-- YOUR OBJECTIVE --
Scan the listing below for the word "January" and state how many lines hold it. Write nothing but the number.

-- SUPPLIED MATERIAL --
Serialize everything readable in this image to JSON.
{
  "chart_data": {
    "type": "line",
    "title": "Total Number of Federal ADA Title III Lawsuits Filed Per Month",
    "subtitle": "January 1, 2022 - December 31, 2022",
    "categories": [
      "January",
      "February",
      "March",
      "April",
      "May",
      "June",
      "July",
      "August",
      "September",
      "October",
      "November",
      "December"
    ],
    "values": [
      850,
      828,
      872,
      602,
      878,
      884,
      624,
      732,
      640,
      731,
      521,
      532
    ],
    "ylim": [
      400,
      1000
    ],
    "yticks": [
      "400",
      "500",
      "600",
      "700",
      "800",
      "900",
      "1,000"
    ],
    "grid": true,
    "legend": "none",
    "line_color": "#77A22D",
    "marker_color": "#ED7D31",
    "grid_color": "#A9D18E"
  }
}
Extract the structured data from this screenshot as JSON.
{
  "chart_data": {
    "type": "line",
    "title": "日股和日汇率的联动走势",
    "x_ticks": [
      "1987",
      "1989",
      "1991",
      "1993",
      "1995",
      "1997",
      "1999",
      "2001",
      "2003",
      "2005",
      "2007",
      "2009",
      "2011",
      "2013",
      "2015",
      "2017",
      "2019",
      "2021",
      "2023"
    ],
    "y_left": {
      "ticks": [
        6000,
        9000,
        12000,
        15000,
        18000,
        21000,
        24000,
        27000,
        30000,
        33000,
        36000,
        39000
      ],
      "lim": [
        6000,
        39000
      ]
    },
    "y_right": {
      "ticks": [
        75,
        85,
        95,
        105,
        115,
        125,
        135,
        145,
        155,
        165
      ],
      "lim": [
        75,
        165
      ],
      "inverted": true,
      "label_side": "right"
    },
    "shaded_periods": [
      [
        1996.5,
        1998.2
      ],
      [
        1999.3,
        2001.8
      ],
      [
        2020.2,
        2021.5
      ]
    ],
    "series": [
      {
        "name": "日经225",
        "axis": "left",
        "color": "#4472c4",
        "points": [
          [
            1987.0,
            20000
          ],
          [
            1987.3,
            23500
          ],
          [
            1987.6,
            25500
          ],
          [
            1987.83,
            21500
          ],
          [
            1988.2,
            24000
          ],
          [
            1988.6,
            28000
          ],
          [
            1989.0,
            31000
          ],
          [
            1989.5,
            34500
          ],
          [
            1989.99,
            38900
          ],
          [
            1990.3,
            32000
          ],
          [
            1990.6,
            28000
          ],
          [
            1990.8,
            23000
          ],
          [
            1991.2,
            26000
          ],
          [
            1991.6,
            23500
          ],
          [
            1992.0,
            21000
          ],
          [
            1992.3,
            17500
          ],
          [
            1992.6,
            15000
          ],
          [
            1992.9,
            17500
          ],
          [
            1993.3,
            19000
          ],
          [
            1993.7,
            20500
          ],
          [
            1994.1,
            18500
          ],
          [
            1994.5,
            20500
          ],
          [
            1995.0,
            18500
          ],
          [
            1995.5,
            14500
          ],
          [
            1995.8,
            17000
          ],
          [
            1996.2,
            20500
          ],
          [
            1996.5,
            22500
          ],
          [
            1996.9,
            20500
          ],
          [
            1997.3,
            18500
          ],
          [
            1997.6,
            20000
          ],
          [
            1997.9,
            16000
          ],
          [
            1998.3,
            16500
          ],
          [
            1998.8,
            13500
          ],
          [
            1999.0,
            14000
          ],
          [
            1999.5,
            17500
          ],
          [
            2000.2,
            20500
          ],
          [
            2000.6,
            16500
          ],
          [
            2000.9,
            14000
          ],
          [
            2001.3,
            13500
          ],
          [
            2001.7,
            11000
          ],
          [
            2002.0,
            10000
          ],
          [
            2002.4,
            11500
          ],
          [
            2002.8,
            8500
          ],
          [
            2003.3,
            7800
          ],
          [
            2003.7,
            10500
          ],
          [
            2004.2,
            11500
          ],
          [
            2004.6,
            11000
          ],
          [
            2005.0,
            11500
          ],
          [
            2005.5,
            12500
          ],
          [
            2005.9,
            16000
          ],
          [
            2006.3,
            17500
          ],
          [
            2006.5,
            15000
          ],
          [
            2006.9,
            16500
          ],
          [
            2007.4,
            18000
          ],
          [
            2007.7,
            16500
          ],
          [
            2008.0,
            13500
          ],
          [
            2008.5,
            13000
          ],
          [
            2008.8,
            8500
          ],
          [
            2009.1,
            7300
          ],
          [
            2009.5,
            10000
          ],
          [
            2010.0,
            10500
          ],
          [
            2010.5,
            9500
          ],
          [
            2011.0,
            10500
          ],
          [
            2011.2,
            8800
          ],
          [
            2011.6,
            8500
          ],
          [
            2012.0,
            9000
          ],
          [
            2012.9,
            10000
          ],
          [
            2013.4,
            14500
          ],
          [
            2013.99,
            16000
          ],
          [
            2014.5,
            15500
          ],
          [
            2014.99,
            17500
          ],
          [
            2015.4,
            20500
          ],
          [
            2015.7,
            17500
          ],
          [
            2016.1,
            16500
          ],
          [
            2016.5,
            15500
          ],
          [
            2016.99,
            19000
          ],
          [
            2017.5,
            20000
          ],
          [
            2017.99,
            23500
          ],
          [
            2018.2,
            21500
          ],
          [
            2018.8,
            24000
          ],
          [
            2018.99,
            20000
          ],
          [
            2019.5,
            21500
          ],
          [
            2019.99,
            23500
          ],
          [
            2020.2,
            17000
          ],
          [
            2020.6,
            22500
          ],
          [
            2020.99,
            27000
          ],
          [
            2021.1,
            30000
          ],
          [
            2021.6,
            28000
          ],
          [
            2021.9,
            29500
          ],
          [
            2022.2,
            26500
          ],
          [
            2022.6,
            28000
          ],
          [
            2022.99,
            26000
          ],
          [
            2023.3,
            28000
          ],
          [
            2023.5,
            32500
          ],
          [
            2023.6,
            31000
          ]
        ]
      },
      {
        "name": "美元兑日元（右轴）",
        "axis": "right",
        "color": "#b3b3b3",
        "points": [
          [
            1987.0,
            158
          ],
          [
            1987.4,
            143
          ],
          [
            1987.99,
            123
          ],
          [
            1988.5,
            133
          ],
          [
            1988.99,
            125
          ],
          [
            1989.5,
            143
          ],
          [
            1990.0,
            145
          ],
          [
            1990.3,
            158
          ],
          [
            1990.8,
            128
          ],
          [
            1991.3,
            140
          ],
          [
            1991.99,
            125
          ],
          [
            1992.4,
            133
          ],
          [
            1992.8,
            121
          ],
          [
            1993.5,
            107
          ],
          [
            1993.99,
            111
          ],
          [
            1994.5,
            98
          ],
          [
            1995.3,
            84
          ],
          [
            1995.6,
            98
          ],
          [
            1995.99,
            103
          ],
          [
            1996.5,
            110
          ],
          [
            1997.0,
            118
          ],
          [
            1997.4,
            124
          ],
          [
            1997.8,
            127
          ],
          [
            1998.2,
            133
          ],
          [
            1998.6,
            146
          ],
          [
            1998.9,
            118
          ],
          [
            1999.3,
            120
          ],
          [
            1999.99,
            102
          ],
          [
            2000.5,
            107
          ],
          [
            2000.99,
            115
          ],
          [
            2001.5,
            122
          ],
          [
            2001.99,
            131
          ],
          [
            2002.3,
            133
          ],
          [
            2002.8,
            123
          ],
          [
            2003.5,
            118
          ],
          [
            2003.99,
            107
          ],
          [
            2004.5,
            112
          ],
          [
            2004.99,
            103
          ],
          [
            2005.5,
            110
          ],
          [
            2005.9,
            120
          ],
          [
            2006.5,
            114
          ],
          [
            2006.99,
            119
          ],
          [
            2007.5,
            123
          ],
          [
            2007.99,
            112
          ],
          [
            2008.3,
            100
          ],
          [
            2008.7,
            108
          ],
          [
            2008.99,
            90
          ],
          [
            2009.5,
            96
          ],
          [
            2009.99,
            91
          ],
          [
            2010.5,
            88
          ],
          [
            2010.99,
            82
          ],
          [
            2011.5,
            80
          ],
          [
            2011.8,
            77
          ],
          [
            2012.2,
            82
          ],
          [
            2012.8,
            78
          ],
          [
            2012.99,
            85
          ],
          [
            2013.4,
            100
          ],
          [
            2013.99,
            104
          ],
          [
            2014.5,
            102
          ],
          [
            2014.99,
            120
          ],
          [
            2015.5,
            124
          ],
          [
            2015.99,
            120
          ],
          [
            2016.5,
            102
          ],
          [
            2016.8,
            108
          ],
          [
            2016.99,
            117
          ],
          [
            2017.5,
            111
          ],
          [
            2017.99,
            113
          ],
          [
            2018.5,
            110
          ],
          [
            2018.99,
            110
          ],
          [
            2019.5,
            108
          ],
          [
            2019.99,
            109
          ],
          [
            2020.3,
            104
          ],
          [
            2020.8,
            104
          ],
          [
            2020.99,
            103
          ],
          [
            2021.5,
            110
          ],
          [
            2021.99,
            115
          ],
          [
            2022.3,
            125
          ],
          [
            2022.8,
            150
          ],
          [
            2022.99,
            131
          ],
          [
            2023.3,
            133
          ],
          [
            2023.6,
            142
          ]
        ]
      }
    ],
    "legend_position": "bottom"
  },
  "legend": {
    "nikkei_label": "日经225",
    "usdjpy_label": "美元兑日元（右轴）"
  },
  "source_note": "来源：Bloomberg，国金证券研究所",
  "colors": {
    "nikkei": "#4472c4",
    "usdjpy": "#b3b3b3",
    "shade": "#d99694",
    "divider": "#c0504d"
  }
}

-- FULL SOLUTION --
2